■ **EXERCISE BRIEF**
Quote the data below in full, minus the images.

■ **GIVEN RECORDS**
========================================================================

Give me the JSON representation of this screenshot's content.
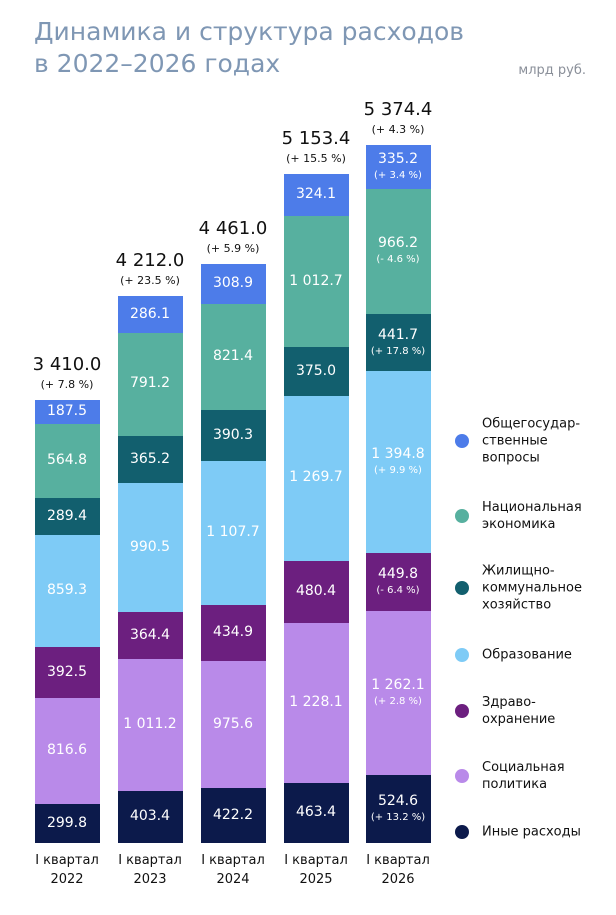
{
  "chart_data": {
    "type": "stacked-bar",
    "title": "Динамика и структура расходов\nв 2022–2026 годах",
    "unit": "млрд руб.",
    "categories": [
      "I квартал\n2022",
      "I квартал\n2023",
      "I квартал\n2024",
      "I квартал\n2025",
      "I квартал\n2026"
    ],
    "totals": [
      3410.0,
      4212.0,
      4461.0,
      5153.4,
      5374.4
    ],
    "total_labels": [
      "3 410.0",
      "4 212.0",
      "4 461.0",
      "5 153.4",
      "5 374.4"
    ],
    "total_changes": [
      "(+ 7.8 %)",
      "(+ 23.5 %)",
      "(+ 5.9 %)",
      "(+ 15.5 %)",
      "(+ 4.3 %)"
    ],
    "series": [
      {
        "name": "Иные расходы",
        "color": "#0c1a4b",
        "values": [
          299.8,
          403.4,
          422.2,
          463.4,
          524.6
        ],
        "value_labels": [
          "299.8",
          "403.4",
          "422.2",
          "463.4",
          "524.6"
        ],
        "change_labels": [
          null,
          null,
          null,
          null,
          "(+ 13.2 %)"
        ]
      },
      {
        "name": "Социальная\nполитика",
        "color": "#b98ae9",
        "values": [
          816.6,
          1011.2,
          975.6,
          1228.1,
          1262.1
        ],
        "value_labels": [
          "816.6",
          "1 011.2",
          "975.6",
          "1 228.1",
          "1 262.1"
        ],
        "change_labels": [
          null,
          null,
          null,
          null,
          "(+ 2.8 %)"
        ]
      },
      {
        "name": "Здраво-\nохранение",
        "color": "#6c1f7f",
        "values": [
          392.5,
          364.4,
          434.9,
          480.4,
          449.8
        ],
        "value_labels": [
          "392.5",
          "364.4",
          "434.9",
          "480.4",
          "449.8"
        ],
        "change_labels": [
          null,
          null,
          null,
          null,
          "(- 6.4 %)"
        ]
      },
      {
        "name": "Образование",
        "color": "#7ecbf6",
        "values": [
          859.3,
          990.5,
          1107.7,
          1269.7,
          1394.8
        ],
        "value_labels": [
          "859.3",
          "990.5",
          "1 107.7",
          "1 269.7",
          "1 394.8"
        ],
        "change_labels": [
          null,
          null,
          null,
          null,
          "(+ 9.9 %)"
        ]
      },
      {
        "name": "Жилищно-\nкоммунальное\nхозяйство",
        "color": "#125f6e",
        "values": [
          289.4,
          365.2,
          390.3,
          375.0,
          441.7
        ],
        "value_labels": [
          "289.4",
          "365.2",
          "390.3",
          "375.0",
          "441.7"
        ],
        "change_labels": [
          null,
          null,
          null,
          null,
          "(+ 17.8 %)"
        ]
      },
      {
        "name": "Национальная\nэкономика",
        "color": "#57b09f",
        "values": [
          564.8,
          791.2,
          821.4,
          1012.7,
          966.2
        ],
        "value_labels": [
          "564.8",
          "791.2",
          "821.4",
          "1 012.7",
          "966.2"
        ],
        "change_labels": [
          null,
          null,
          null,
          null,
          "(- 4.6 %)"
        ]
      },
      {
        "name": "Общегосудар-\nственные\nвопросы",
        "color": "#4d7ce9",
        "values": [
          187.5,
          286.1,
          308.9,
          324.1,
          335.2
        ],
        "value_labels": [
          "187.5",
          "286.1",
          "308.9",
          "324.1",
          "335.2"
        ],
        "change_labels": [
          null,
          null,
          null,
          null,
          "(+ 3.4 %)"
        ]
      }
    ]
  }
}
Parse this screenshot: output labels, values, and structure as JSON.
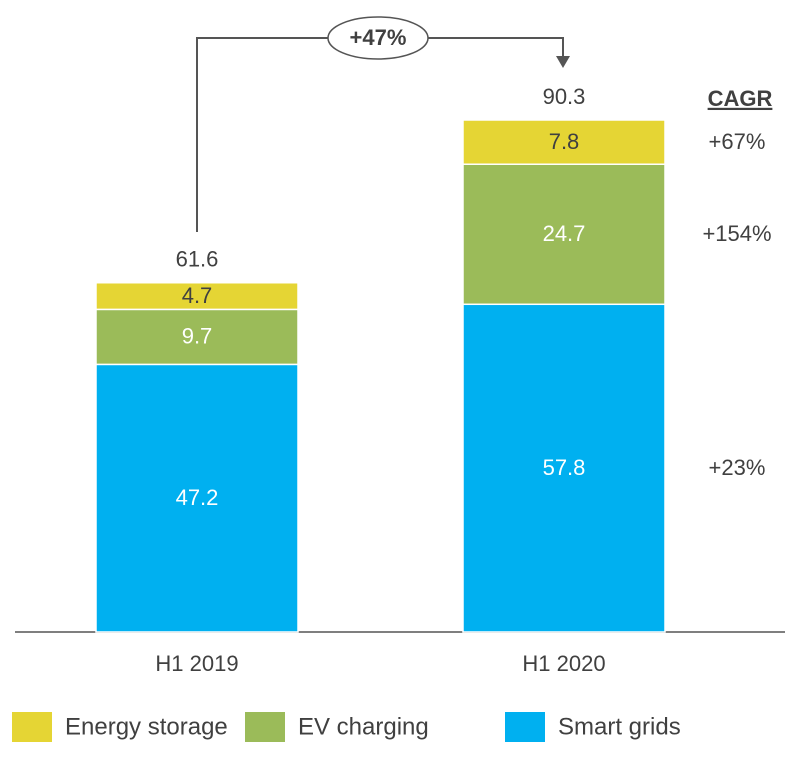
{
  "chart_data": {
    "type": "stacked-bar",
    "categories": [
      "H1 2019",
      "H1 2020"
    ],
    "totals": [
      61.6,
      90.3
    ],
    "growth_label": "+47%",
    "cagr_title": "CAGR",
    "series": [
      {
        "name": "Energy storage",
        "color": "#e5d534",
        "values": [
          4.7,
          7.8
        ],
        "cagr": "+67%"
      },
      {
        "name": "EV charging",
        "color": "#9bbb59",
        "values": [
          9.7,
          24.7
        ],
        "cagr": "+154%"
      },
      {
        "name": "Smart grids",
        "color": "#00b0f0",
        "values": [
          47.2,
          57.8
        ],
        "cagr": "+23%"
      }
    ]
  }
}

========================================================================

■ **RESULT**
Give me the JSON representation of this screenshot's content.
{
  "chart_data": {
    "type": "stacked-bar",
    "title": "Динамика и структура расходов\nв 2022–2026 годах",
    "unit": "млрд руб.",
    "categories": [
      "I квартал\n2022",
      "I квартал\n2023",
      "I квартал\n2024",
      "I квартал\n2025",
      "I квартал\n2026"
    ],
    "totals": [
      3410.0,
      4212.0,
      4461.0,
      5153.4,
      5374.4
    ],
    "total_labels": [
      "3 410.0",
      "4 212.0",
      "4 461.0",
      "5 153.4",
      "5 374.4"
    ],
    "total_changes": [
      "(+ 7.8 %)",
      "(+ 23.5 %)",
      "(+ 5.9 %)",
      "(+ 15.5 %)",
      "(+ 4.3 %)"
    ],
    "series": [
      {
        "name": "Иные расходы",
        "color": "#0c1a4b",
        "values": [
          299.8,
          403.4,
          422.2,
          463.4,
          524.6
        ],
        "value_labels": [
          "299.8",
          "403.4",
          "422.2",
          "463.4",
          "524.6"
        ],
        "change_labels": [
          null,
          null,
          null,
          null,
          "(+ 13.2 %)"
        ]
      },
      {
        "name": "Социальная\nполитика",
        "color": "#b98ae9",
        "values": [
          816.6,
          1011.2,
          975.6,
          1228.1,
          1262.1
        ],
        "value_labels": [
          "816.6",
          "1 011.2",
          "975.6",
          "1 228.1",
          "1 262.1"
        ],
        "change_labels": [
          null,
          null,
          null,
          null,
          "(+ 2.8 %)"
        ]
      },
      {
        "name": "Здраво-\nохранение",
        "color": "#6c1f7f",
        "values": [
          392.5,
          364.4,
          434.9,
          480.4,
          449.8
        ],
        "value_labels": [
          "392.5",
          "364.4",
          "434.9",
          "480.4",
          "449.8"
        ],
        "change_labels": [
          null,
          null,
          null,
          null,
          "(- 6.4 %)"
        ]
      },
      {
        "name": "Образование",
        "color": "#7ecbf6",
        "values": [
          859.3,
          990.5,
          1107.7,
          1269.7,
          1394.8
        ],
        "value_labels": [
          "859.3",
          "990.5",
          "1 107.7",
          "1 269.7",
          "1 394.8"
        ],
        "change_labels": [
          null,
          null,
          null,
          null,
          "(+ 9.9 %)"
        ]
      },
      {
        "name": "Жилищно-\nкоммунальное\nхозяйство",
        "color": "#125f6e",
        "values": [
          289.4,
          365.2,
          390.3,
          375.0,
          441.7
        ],
        "value_labels": [
          "289.4",
          "365.2",
          "390.3",
          "375.0",
          "441.7"
        ],
        "change_labels": [
          null,
          null,
          null,
          null,
          "(+ 17.8 %)"
        ]
      },
      {
        "name": "Национальная\nэкономика",
        "color": "#57b09f",
        "values": [
          564.8,
          791.2,
          821.4,
          1012.7,
          966.2
        ],
        "value_labels": [
          "564.8",
          "791.2",
          "821.4",
          "1 012.7",
          "966.2"
        ],
        "change_labels": [
          null,
          null,
          null,
          null,
          "(- 4.6 %)"
        ]
      },
      {
        "name": "Общегосудар-\nственные\nвопросы",
        "color": "#4d7ce9",
        "values": [
          187.5,
          286.1,
          308.9,
          324.1,
          335.2
        ],
        "value_labels": [
          "187.5",
          "286.1",
          "308.9",
          "324.1",
          "335.2"
        ],
        "change_labels": [
          null,
          null,
          null,
          null,
          "(+ 3.4 %)"
        ]
      }
    ]
  }
}
Parse this screenshot: output labels, values, and structure as JSON.
{
  "chart_data": {
    "type": "stacked-bar",
    "categories": [
      "H1 2019",
      "H1 2020"
    ],
    "totals": [
      61.6,
      90.3
    ],
    "growth_label": "+47%",
    "cagr_title": "CAGR",
    "series": [
      {
        "name": "Energy storage",
        "color": "#e5d534",
        "values": [
          4.7,
          7.8
        ],
        "cagr": "+67%"
      },
      {
        "name": "EV charging",
        "color": "#9bbb59",
        "values": [
          9.7,
          24.7
        ],
        "cagr": "+154%"
      },
      {
        "name": "Smart grids",
        "color": "#00b0f0",
        "values": [
          47.2,
          57.8
        ],
        "cagr": "+23%"
      }
    ]
  }
}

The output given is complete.